Text excerpt
━━━

The missing rules 2b and 3c have been achieved like this

RewriteEngine On

# ...

# Rule 2b: Redirect requests for HTML files to their canonical URL without suffix
RewriteCond %{THE_REQUEST} \s/([^/]+)\.html [NC]
RewriteRule ^ /%1 [R=301,L]

# Rule 2c: Serve HTML files at their canonical URL without suffix
RewriteCond %{REQUEST_FILENAME} !-f
RewriteCond %{REQUEST_FILENAME}.html -f
RewriteRule ^([^/]+)/?$ $1.html [L]

#...

Explanation of all the directives, their flags, and how an endless loop is prevented

Rule 2b: Redirect requests for HTML files to their canonical URL without suffix

RewriteCond %{THE_REQUEST} \s/([^/]+)\.html [NC]
RewriteRule ^ /%1 [R=301,L]
  • RewriteEngine On: This directive enables the rewriting engine for this .htaccess file, allowing URL rewriting.

━━━

(Document structure recognition data)
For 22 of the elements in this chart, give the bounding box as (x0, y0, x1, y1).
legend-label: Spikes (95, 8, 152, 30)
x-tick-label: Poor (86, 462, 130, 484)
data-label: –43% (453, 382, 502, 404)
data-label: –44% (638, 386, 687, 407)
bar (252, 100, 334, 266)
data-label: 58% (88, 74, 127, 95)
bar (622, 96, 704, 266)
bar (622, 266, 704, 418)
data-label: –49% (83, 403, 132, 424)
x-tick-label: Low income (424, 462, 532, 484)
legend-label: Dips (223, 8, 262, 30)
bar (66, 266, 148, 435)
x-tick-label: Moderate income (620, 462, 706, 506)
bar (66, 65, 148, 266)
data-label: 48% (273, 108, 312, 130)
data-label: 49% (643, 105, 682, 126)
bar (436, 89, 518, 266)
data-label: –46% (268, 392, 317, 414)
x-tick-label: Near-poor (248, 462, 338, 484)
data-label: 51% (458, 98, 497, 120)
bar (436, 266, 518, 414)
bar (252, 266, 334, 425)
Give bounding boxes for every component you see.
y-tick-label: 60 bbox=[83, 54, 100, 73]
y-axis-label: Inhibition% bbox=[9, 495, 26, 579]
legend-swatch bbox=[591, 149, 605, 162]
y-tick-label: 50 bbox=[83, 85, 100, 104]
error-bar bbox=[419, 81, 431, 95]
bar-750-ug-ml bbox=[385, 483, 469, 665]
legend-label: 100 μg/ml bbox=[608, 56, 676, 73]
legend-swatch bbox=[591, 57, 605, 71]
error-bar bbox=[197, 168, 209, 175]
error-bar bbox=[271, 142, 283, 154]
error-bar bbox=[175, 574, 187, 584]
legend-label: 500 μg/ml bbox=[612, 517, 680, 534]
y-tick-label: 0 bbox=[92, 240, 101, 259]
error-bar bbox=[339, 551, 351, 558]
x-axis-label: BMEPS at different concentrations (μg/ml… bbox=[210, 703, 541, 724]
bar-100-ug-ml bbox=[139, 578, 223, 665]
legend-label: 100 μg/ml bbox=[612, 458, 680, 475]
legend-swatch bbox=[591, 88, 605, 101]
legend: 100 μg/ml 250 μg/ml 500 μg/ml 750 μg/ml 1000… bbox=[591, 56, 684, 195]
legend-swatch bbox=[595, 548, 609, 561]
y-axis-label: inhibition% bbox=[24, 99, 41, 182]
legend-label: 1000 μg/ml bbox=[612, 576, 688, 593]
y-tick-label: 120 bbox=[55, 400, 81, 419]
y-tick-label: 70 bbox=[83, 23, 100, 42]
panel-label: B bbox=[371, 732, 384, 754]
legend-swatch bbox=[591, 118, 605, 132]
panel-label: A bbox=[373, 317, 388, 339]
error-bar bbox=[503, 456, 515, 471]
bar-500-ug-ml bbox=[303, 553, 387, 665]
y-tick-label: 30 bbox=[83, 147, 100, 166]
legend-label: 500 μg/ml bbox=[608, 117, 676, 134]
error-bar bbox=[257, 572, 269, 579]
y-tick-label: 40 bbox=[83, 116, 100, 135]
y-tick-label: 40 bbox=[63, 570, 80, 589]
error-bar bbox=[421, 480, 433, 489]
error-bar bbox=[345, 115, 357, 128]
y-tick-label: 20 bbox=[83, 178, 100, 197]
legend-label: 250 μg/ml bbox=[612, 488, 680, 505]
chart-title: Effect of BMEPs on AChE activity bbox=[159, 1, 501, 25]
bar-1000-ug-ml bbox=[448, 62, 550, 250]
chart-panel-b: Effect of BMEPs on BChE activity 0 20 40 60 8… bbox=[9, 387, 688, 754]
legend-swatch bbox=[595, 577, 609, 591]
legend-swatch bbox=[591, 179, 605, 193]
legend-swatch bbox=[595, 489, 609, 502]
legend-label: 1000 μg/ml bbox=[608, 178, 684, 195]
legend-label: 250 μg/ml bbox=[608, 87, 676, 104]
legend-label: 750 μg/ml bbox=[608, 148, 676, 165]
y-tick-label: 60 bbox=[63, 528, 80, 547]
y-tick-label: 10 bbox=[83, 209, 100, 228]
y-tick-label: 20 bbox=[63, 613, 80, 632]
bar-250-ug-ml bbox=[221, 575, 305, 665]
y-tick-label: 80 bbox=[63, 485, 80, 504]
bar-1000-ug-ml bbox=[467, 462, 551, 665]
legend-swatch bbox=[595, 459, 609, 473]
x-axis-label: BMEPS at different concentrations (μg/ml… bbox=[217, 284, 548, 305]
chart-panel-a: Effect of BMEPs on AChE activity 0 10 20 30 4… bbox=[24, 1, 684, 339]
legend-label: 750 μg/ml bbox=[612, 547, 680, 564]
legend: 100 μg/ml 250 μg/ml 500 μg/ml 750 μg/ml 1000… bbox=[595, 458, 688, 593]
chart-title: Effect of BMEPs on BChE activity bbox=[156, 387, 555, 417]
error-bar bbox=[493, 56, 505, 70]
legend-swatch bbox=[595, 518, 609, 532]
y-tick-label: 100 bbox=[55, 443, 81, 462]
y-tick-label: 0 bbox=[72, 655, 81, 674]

━━━

Explore the material
1. Answer these questions about the .htaccess excerpt:
(a) What status code does the Rule 2b RewriteRule use in its redirect flag?
(b) What does the comment for Rule 2c say that rule does?
(c) According to the explanation, what does the RewriteEngine On directive enable?
2. Copy the stretch of the .htaccess excerpt from "# Rule 2c: Serve" through "allowing URL rewriting.".
3. Rewrite the block of the .htaccess excerpt that begins "# Rule 2c: Serve HTML files" as a short list, keeping its main facts.

Per-task outputs
1.
(a) 301 (the flag is R=301).
(b) It serves HTML files at their canonical URL without suffix.
(c) It enables the rewriting engine for this .htaccess file, allowing URL rewriting.

2.
# Rule 2c: Serve HTML files at their canonical URL without suffix
RewriteCond %{REQUEST_FILENAME} !-f
RewriteCond %{REQUEST_FILENAME}.html -f
RewriteRule ^([^/]+)/?$ $1.html [L]

#...

Explanation of all the directives, their flags, and how an endless loop is prevented

Rule 2b: Redirect requests for HTML files to their canonical URL without suffix

RewriteCond %{THE_REQUEST} \s/([^/]+)\.html [NC]
RewriteRule ^ /%1 [R=301,L]
  • RewriteEngine On: This directive enables the rewriting engine for this .htaccess file, allowing URL rewriting.

3.
- Purpose: serve HTML files at their canonical URL without suffix.
- First condition: the requested filename is not an existing file (!-f).
- Second condition: the requested filename with .html added is an existing file (-f).
- Rule: a single path segment with an optional trailing slash is rewritten to that segment plus .html, with the [L] flag.